[TASK TO COMPLETE] Scan the data. Collect each line that contains the word "Sleeve".

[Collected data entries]
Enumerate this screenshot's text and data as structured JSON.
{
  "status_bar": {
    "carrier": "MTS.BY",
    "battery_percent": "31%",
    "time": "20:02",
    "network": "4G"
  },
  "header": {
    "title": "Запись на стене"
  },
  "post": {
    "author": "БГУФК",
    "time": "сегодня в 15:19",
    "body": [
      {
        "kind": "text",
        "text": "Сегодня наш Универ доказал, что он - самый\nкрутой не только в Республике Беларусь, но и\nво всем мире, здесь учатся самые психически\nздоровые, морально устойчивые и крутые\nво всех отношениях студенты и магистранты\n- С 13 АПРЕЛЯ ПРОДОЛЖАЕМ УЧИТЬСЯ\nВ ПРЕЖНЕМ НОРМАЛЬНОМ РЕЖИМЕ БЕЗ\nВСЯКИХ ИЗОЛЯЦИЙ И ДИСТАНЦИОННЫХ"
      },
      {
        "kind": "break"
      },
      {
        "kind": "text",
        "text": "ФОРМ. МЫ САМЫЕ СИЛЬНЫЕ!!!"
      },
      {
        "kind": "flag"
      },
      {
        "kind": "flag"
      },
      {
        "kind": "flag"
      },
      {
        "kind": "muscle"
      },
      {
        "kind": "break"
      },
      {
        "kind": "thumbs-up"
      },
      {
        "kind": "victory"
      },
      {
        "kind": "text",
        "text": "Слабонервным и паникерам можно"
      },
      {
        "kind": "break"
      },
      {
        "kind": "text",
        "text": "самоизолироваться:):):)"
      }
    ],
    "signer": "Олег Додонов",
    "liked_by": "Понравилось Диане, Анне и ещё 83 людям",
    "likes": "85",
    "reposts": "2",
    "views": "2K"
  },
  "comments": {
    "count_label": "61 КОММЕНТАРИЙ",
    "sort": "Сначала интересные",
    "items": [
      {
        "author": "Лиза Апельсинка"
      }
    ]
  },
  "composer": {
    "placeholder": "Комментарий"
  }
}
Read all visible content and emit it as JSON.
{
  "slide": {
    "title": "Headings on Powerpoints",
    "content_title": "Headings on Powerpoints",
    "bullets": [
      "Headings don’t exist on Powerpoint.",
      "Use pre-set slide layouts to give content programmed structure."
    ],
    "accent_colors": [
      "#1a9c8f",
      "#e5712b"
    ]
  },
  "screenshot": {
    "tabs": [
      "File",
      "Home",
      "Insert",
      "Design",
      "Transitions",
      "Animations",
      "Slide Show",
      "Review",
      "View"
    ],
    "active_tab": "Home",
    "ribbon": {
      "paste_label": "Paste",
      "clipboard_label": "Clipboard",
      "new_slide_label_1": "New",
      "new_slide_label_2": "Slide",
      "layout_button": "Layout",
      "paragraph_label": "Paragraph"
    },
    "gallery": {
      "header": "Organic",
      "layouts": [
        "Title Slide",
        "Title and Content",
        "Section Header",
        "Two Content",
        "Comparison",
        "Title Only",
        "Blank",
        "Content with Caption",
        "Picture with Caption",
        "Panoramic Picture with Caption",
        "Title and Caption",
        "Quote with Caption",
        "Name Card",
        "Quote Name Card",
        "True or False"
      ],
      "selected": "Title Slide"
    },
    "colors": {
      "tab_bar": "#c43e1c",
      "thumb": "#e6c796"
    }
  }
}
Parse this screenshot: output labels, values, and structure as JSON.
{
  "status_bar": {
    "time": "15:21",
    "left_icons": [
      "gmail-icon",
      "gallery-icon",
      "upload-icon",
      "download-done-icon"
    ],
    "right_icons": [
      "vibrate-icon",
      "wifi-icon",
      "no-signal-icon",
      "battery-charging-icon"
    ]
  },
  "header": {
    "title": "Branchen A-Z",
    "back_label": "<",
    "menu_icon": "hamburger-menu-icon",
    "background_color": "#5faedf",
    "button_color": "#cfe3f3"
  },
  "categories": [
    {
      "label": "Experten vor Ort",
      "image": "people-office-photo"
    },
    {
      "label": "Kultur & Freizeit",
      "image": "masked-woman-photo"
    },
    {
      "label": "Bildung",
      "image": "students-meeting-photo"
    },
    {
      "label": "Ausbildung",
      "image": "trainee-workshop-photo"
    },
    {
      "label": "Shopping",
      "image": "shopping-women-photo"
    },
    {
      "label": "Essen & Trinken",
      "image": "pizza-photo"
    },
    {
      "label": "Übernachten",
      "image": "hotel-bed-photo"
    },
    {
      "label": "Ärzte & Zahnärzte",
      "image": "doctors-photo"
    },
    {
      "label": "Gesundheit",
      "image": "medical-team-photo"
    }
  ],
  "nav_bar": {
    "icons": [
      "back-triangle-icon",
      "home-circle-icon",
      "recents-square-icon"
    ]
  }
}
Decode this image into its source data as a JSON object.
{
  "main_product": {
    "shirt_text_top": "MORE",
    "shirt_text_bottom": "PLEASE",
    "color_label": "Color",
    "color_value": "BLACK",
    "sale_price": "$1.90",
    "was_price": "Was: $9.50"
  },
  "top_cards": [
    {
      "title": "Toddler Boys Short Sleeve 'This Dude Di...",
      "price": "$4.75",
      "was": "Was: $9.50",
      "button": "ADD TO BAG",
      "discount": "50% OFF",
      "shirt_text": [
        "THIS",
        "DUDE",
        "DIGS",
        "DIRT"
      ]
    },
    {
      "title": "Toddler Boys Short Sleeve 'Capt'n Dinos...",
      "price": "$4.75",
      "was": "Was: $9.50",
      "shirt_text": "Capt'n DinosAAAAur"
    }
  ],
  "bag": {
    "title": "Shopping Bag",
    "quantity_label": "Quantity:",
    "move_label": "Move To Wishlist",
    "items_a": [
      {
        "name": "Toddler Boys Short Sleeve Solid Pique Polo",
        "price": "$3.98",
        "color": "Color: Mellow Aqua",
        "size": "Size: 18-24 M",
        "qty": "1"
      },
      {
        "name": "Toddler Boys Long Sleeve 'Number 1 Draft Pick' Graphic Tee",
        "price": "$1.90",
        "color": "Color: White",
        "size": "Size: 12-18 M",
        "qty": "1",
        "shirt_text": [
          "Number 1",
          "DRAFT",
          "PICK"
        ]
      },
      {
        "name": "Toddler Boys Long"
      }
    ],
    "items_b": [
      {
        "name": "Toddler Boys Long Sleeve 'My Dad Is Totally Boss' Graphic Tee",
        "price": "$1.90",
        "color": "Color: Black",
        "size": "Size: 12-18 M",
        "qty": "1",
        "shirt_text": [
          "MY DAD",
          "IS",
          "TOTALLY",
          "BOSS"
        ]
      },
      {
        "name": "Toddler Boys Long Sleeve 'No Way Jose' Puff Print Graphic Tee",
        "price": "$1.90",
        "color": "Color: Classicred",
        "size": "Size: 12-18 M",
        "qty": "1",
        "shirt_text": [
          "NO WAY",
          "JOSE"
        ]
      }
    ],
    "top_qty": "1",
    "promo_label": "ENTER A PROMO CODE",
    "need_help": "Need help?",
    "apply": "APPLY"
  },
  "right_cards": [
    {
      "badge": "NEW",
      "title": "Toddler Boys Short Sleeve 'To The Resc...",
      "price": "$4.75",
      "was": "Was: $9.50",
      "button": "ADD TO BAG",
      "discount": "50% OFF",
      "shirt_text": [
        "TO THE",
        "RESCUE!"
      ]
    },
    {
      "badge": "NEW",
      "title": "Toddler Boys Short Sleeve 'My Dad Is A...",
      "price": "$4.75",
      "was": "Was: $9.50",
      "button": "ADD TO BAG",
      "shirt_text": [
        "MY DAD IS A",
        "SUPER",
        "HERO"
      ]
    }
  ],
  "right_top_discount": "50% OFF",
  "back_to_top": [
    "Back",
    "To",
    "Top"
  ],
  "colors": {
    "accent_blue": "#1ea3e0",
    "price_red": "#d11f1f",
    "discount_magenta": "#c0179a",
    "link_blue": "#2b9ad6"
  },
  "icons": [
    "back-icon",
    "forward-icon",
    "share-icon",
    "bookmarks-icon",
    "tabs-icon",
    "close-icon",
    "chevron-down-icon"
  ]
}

[ANSWER BELOW]
      "title": "Toddler Boys Short Sleeve 'This Dude Di...",
      "title": "Toddler Boys Short Sleeve 'Capt'n Dinos...",
        "name": "Toddler Boys Short Sleeve Solid Pique Polo",
        "name": "Toddler Boys Long Sleeve 'Number 1 Draft Pick' Graphic Tee",
        "name": "Toddler Boys Long Sleeve 'My Dad Is Totally Boss' Graphic Tee",
        "name": "Toddler Boys Long Sleeve 'No Way Jose' Puff Print Graphic Tee",
      "title": "Toddler Boys Short Sleeve 'To The Resc...",
      "title": "Toddler Boys Short Sleeve 'My Dad Is A...",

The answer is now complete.